- [WORK TO BE COMPLETED]
In the material below, find every line with "Spectral" and pull it out.

::::

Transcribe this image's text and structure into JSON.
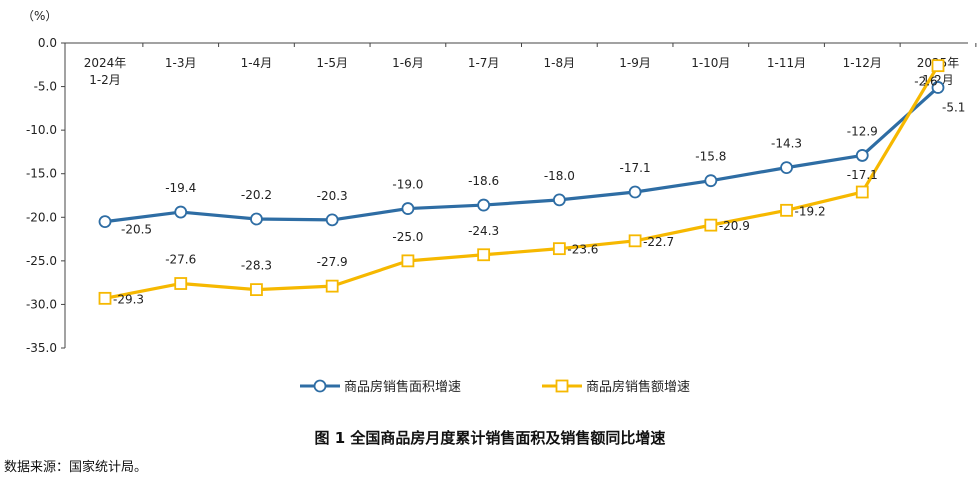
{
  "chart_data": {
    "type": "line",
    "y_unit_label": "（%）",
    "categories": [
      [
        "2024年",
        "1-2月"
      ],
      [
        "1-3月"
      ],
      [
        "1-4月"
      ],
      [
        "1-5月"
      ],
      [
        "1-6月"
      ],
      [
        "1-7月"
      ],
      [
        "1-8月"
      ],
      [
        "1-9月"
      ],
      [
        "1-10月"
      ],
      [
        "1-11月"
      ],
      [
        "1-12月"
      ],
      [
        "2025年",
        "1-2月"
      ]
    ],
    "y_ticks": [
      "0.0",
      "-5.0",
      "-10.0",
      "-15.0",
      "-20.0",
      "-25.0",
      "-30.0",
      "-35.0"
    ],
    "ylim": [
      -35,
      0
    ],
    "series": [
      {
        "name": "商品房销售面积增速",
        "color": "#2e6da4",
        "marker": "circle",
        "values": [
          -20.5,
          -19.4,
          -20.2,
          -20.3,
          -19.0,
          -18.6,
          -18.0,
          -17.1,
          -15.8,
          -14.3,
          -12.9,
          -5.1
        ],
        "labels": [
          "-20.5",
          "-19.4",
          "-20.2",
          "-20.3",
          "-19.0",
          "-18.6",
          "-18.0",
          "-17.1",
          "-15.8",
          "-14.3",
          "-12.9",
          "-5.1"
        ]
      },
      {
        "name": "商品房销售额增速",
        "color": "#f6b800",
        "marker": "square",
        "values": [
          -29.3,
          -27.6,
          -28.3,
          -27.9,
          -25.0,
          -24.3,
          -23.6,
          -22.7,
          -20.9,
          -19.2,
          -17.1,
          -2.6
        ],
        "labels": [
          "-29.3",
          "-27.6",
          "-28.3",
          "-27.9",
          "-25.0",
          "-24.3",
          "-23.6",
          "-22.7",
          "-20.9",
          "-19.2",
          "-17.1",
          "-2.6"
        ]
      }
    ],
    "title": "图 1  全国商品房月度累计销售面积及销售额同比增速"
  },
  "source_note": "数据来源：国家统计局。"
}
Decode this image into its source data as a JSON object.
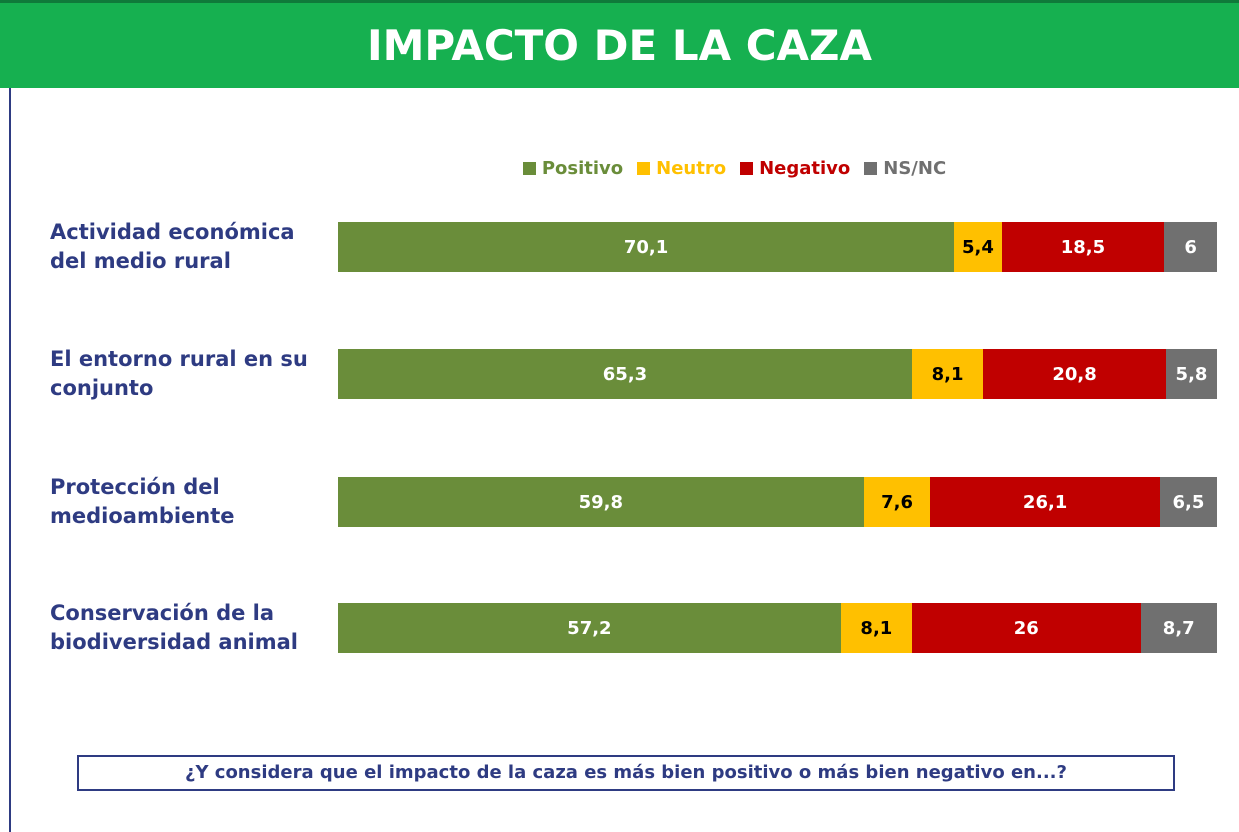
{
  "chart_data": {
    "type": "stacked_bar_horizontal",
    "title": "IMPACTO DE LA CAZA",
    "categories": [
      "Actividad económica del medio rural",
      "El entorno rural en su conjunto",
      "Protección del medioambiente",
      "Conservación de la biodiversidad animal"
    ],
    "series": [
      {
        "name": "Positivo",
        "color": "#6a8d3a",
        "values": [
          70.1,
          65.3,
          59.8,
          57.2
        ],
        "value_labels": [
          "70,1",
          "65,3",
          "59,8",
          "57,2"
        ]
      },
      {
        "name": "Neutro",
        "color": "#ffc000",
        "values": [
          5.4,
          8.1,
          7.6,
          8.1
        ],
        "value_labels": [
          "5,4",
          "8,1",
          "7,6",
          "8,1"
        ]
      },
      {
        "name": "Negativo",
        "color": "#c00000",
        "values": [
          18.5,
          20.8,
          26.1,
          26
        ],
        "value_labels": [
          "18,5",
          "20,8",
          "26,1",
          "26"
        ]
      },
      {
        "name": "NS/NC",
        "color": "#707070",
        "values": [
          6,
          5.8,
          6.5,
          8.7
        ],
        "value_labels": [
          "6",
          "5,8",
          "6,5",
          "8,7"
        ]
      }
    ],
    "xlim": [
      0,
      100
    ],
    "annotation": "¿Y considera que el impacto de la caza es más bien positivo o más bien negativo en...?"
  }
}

::::

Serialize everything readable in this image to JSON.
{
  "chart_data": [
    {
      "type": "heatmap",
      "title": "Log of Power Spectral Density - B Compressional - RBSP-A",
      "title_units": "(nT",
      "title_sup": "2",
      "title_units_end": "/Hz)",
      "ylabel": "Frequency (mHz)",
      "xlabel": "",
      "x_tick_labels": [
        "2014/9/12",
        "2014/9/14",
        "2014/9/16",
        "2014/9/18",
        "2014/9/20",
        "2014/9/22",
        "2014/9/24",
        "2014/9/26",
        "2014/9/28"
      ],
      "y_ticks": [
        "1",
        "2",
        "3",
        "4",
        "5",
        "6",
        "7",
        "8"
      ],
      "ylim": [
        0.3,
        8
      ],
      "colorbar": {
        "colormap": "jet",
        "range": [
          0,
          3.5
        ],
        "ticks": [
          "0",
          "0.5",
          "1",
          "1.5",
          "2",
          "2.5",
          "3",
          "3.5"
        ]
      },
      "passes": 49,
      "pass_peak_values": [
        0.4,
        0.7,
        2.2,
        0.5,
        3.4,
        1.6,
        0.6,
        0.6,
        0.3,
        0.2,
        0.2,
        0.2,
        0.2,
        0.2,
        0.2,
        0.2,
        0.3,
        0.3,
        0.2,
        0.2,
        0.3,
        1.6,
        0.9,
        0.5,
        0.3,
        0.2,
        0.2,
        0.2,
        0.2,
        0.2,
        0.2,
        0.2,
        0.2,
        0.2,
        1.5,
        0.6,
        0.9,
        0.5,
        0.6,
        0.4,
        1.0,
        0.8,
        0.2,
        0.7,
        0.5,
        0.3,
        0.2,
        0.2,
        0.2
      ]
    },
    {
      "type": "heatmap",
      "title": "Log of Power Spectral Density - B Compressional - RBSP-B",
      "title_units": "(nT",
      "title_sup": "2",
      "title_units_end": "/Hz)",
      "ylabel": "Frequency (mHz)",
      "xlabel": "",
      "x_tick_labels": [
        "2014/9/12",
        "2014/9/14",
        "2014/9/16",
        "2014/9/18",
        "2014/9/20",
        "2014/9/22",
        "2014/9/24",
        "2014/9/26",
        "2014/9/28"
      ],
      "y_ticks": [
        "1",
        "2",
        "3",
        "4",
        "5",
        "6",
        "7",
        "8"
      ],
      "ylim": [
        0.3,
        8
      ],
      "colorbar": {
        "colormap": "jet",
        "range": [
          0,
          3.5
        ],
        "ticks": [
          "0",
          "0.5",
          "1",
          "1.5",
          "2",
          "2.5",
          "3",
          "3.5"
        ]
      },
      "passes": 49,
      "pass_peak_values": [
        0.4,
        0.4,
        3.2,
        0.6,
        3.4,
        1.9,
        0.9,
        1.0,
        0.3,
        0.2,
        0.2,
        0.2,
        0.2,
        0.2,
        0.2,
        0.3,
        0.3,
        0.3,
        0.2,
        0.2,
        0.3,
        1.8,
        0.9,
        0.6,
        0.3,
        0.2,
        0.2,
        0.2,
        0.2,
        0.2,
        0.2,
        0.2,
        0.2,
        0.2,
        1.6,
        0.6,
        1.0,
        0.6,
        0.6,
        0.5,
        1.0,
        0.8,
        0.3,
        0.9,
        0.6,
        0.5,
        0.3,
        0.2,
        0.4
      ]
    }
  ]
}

::::

- [FINAL RESULT]
      "title": "Log of Power Spectral Density - B Compressional - RBSP-A",
      "title": "Log of Power Spectral Density - B Compressional - RBSP-B",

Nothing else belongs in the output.